* INSTRUCTIONS TO FOLLOW: Find and return each line containing "Microsoft".

[Extracted data entries]
_ _ _ _

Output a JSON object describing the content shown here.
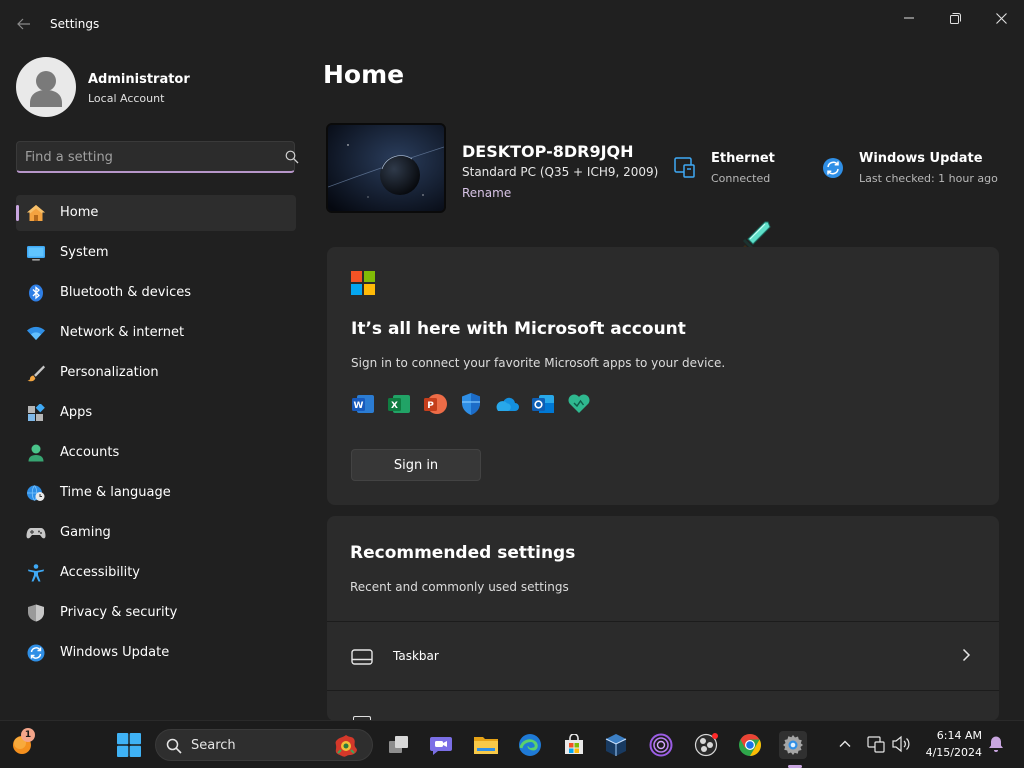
{
  "window": {
    "title": "Settings",
    "back_icon": "arrow-left-icon",
    "minimize_icon": "minimize-icon",
    "maximize_icon": "maximize-icon",
    "close_icon": "close-icon"
  },
  "user": {
    "name": "Administrator",
    "account_type": "Local Account",
    "avatar_icon": "user-avatar-icon"
  },
  "search": {
    "placeholder": "Find a setting",
    "value": "",
    "icon": "search-icon"
  },
  "nav": {
    "items": [
      {
        "label": "Home",
        "icon": "home-icon",
        "active": true
      },
      {
        "label": "System",
        "icon": "monitor-icon"
      },
      {
        "label": "Bluetooth & devices",
        "icon": "bluetooth-icon"
      },
      {
        "label": "Network & internet",
        "icon": "wifi-icon"
      },
      {
        "label": "Personalization",
        "icon": "brush-icon"
      },
      {
        "label": "Apps",
        "icon": "apps-icon"
      },
      {
        "label": "Accounts",
        "icon": "person-icon"
      },
      {
        "label": "Time & language",
        "icon": "globe-clock-icon"
      },
      {
        "label": "Gaming",
        "icon": "gamepad-icon"
      },
      {
        "label": "Accessibility",
        "icon": "accessibility-icon"
      },
      {
        "label": "Privacy & security",
        "icon": "shield-icon"
      },
      {
        "label": "Windows Update",
        "icon": "sync-icon"
      }
    ]
  },
  "main": {
    "title": "Home",
    "device": {
      "name": "DESKTOP-8DR9JQH",
      "model": "Standard PC (Q35 + ICH9, 2009)",
      "rename": "Rename"
    },
    "ethernet": {
      "title": "Ethernet",
      "status": "Connected",
      "icon": "ethernet-icon"
    },
    "update": {
      "title": "Windows Update",
      "status": "Last checked: 1 hour ago",
      "icon": "sync-icon"
    },
    "ms_card": {
      "title": "It’s all here with Microsoft account",
      "subtitle": "Sign in to connect your favorite Microsoft apps to your device.",
      "button": "Sign in",
      "apps": [
        "word-icon",
        "excel-icon",
        "powerpoint-icon",
        "defender-icon",
        "onedrive-icon",
        "outlook-icon",
        "family-icon"
      ]
    },
    "recommended": {
      "title": "Recommended settings",
      "subtitle": "Recent and commonly used settings",
      "items": [
        {
          "label": "Taskbar",
          "icon": "taskbar-icon"
        }
      ]
    }
  },
  "taskbar": {
    "search_label": "Search",
    "notification_badge": "1",
    "time": "6:14 AM",
    "date": "4/15/2024",
    "apps": [
      "file-explorer-icon",
      "edge-icon",
      "store-icon",
      "virtualbox-icon",
      "tor-icon",
      "obs-icon",
      "chrome-icon",
      "settings-icon"
    ]
  },
  "colors": {
    "background": "#202020",
    "card": "#2b2b2b",
    "accent": "#c9a6e0",
    "taskbar": "#1c1c1c"
  }
}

_ _ _ _

* TASK SOLUTION:
      "title": "It’s all here with Microsoft account",
      "subtitle": "Sign in to connect your favorite Microsoft apps to your device.",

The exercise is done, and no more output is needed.